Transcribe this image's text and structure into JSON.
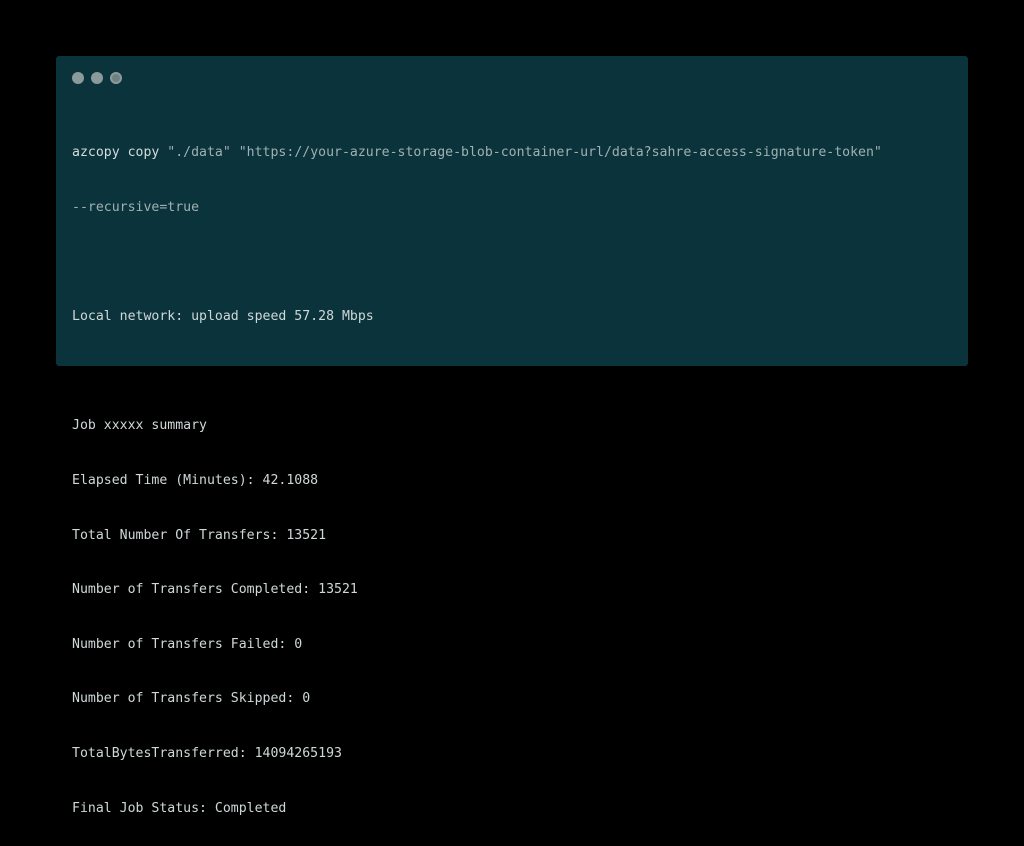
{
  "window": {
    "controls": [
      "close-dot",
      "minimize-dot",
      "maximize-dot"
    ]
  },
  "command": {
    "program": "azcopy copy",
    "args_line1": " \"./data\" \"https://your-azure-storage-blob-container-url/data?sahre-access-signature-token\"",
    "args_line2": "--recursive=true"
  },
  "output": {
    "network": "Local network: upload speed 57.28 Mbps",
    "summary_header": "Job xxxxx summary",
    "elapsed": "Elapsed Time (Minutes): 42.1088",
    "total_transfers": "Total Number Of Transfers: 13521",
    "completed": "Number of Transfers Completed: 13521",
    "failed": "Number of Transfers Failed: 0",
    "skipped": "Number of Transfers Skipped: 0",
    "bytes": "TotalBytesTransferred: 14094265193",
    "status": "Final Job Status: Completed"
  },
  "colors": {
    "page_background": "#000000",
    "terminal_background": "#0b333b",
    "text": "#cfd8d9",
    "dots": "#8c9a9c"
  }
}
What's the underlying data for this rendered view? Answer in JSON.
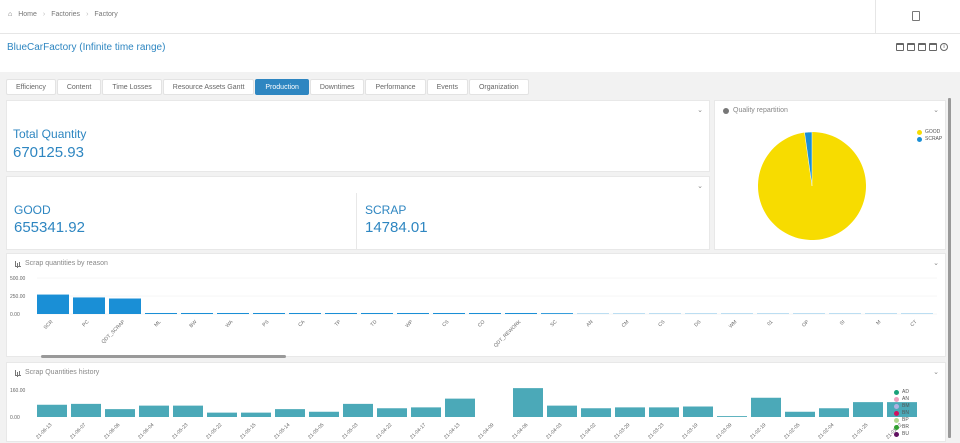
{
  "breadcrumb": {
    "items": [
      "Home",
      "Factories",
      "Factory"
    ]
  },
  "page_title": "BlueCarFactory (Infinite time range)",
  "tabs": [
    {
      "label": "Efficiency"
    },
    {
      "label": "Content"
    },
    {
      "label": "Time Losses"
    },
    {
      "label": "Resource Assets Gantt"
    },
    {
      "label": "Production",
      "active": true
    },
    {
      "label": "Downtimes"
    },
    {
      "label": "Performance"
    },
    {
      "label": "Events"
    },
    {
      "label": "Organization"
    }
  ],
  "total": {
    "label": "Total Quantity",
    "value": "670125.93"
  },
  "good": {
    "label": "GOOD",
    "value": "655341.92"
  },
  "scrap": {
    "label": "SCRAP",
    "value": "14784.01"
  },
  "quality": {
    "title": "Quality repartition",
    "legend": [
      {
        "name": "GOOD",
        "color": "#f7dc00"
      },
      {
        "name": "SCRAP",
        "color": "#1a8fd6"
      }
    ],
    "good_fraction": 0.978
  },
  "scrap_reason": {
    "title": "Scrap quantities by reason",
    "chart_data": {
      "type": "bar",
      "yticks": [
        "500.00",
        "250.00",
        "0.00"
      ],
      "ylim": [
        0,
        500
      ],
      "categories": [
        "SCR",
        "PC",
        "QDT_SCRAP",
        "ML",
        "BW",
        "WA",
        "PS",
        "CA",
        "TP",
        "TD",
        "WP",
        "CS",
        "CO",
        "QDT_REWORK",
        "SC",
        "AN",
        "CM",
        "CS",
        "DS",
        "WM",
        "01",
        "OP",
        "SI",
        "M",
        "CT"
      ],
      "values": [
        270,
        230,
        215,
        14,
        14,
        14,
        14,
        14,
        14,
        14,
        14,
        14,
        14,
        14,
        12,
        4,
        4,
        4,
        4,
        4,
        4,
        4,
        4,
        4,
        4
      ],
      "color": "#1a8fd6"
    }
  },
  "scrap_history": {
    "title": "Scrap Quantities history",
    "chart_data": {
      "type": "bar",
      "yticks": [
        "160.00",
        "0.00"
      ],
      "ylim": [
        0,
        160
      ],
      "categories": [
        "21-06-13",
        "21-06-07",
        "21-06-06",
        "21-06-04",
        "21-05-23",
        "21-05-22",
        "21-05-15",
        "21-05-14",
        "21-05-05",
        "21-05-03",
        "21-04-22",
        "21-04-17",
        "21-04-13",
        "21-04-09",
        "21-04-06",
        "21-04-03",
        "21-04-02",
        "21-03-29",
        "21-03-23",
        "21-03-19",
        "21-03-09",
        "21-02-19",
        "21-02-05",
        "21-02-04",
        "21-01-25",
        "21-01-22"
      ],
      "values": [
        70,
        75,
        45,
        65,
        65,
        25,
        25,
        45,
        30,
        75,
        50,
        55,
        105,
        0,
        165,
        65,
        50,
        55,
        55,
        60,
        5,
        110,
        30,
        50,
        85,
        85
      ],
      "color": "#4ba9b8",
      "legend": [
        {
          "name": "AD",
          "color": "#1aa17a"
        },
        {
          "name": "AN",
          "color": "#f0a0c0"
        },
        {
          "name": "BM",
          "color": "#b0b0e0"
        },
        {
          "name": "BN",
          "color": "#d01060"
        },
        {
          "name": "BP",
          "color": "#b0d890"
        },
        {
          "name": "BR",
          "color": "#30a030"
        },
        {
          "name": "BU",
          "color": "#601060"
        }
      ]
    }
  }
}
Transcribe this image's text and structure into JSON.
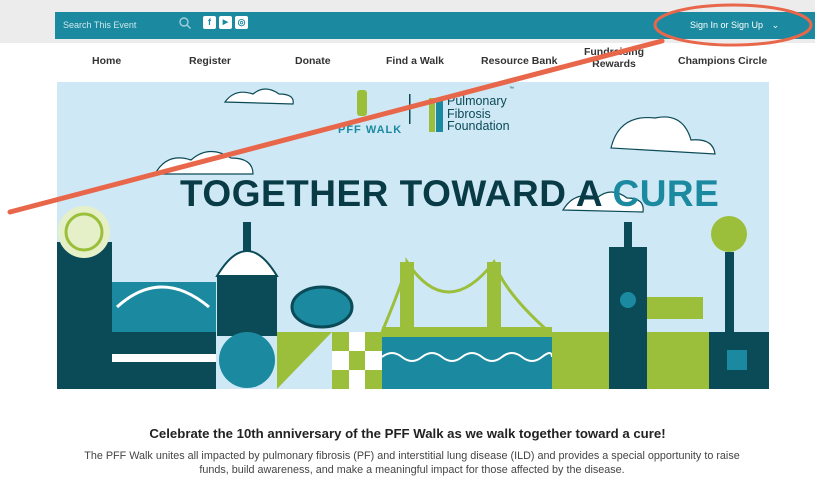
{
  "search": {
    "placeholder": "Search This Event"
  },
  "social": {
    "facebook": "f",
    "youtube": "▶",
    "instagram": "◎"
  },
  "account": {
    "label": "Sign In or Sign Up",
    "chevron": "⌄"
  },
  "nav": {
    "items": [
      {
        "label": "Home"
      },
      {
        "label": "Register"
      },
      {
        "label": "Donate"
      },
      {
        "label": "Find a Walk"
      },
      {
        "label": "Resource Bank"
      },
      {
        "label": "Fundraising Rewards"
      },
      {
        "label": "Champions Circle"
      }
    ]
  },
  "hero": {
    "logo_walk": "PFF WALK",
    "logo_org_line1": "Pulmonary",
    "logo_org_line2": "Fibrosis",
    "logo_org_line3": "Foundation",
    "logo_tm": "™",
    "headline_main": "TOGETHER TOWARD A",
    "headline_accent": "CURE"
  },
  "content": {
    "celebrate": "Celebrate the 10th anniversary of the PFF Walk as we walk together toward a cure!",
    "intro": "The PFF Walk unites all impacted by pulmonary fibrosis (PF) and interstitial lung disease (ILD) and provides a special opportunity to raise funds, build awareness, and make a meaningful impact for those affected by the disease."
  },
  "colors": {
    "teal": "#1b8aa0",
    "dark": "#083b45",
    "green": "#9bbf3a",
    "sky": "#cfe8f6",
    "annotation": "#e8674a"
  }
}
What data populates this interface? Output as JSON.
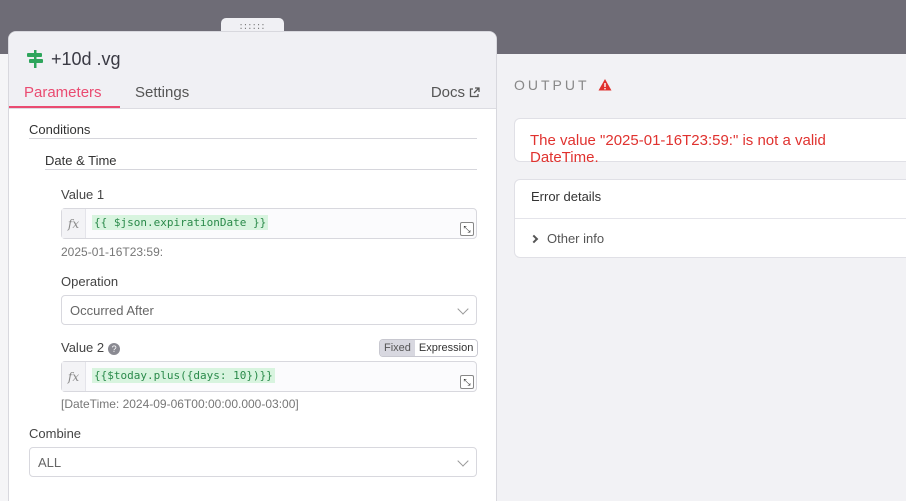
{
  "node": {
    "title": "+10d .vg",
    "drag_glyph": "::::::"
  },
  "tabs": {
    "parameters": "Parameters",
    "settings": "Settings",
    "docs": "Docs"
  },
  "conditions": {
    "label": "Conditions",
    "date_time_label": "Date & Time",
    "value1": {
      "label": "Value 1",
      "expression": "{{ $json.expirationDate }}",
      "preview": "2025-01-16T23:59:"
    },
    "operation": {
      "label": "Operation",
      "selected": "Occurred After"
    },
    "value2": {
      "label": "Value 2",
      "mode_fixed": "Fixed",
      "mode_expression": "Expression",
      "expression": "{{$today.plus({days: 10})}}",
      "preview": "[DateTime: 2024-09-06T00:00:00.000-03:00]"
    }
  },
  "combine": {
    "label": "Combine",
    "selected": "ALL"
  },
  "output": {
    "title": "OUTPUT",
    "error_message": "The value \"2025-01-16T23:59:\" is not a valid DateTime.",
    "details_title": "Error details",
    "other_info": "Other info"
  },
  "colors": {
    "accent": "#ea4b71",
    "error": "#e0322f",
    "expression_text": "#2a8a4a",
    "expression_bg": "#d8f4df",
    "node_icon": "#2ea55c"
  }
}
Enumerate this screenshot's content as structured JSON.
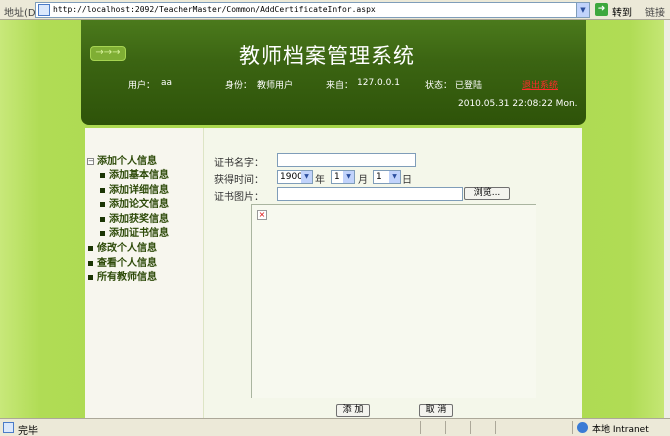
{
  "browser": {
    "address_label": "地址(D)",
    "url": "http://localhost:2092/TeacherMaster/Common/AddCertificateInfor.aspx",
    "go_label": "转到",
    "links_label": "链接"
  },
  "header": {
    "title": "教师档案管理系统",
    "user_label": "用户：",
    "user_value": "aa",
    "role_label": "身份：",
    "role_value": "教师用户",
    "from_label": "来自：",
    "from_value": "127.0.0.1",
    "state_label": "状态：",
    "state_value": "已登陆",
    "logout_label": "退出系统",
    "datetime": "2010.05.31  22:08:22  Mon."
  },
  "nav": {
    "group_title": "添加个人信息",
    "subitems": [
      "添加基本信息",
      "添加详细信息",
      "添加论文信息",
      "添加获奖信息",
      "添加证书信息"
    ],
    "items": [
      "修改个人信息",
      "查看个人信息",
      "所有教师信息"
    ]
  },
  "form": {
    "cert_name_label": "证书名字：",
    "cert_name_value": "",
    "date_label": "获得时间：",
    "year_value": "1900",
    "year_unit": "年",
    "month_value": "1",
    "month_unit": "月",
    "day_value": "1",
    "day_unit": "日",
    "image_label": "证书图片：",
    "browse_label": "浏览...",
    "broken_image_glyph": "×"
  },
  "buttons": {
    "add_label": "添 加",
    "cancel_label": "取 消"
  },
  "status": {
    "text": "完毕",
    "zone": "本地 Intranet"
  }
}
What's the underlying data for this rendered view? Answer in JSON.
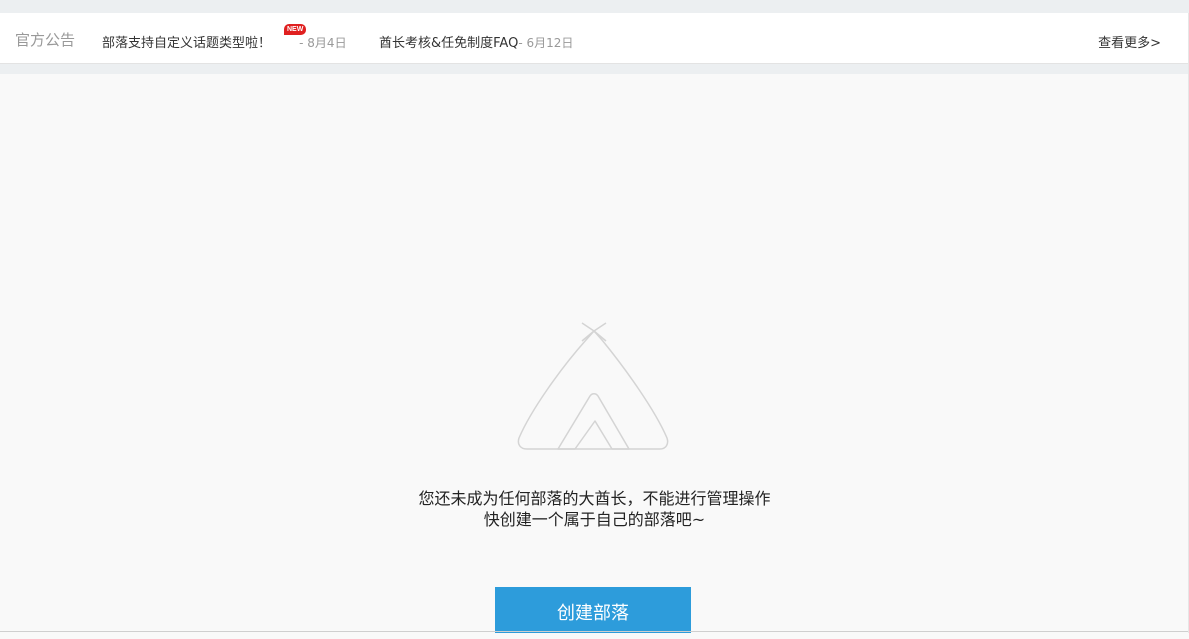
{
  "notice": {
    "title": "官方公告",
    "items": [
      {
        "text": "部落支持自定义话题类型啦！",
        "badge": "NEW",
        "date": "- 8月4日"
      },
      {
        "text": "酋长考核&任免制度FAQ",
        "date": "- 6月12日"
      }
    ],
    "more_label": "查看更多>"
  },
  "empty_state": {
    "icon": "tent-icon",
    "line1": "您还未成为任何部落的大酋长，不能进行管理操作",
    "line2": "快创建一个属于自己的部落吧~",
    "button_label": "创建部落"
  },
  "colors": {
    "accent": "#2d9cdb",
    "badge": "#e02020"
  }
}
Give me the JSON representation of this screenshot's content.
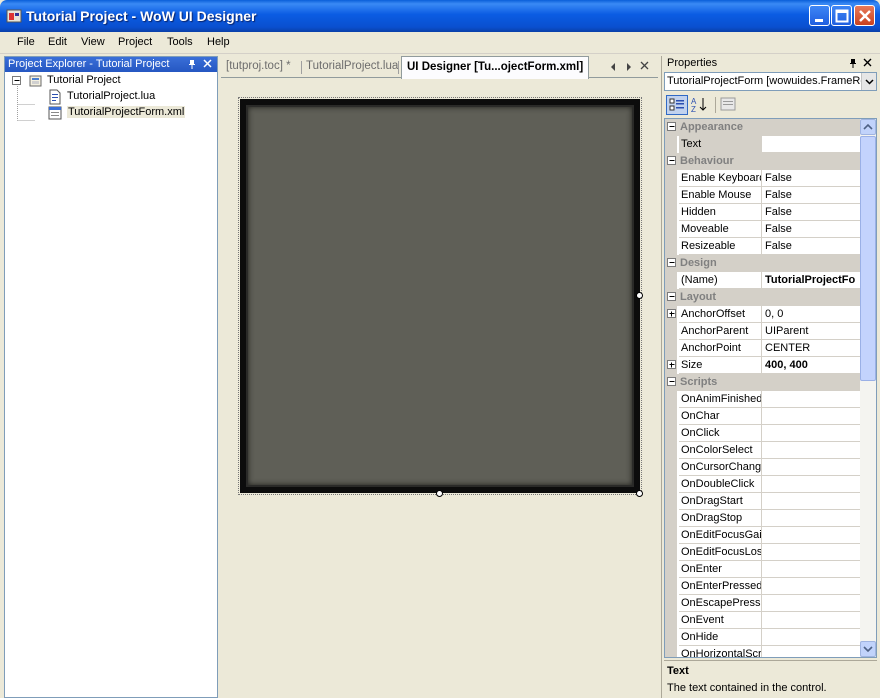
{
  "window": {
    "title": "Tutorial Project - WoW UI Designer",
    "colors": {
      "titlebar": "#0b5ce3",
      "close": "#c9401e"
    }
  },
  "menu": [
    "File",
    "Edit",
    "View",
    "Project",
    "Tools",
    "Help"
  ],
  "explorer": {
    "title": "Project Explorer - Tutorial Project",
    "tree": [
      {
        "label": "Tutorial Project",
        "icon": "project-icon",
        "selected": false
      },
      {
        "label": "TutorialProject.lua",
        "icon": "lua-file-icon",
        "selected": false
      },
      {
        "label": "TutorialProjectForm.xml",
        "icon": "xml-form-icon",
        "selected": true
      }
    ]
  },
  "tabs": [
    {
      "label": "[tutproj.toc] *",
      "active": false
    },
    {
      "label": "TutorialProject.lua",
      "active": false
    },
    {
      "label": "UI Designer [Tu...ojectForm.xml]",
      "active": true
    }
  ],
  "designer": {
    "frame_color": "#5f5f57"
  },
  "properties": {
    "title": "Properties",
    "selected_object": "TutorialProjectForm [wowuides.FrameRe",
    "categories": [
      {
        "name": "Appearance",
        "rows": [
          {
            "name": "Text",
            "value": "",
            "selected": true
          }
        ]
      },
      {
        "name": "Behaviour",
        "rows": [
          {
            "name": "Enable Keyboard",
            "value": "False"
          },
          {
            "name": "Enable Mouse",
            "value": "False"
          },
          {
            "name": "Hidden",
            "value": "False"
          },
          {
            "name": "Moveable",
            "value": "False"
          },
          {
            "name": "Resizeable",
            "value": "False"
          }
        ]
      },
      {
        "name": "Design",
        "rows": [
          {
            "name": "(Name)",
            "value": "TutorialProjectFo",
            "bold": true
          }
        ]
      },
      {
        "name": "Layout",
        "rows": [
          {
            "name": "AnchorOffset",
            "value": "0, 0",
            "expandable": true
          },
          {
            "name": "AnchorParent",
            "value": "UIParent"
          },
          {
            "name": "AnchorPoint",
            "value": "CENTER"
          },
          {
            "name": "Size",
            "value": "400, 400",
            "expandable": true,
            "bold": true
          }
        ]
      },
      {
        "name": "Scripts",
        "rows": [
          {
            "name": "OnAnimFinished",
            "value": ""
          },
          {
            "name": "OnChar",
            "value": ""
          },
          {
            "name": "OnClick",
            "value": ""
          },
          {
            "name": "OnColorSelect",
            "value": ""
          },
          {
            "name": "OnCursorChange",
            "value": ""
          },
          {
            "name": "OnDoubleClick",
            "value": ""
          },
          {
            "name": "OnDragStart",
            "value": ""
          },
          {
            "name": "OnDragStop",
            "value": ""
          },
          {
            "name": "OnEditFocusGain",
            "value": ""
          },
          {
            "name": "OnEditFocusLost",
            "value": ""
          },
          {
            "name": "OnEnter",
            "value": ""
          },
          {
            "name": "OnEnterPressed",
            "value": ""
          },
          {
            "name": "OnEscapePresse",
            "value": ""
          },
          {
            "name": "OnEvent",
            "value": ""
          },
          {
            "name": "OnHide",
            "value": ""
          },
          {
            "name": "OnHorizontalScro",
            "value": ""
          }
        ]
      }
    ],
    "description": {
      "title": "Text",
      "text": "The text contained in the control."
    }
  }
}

◆ ◆ ◆

What you will do
Pull out every line holding "Number" from the records above, and copy it.

The answer
    "total_transfers": "Total Number Of Transfers: 13521",
    "completed": "Number of Transfers Completed: 13521",
    "failed": "Number of Transfers Failed: 0",
    "skipped": "Number of Transfers Skipped: 0",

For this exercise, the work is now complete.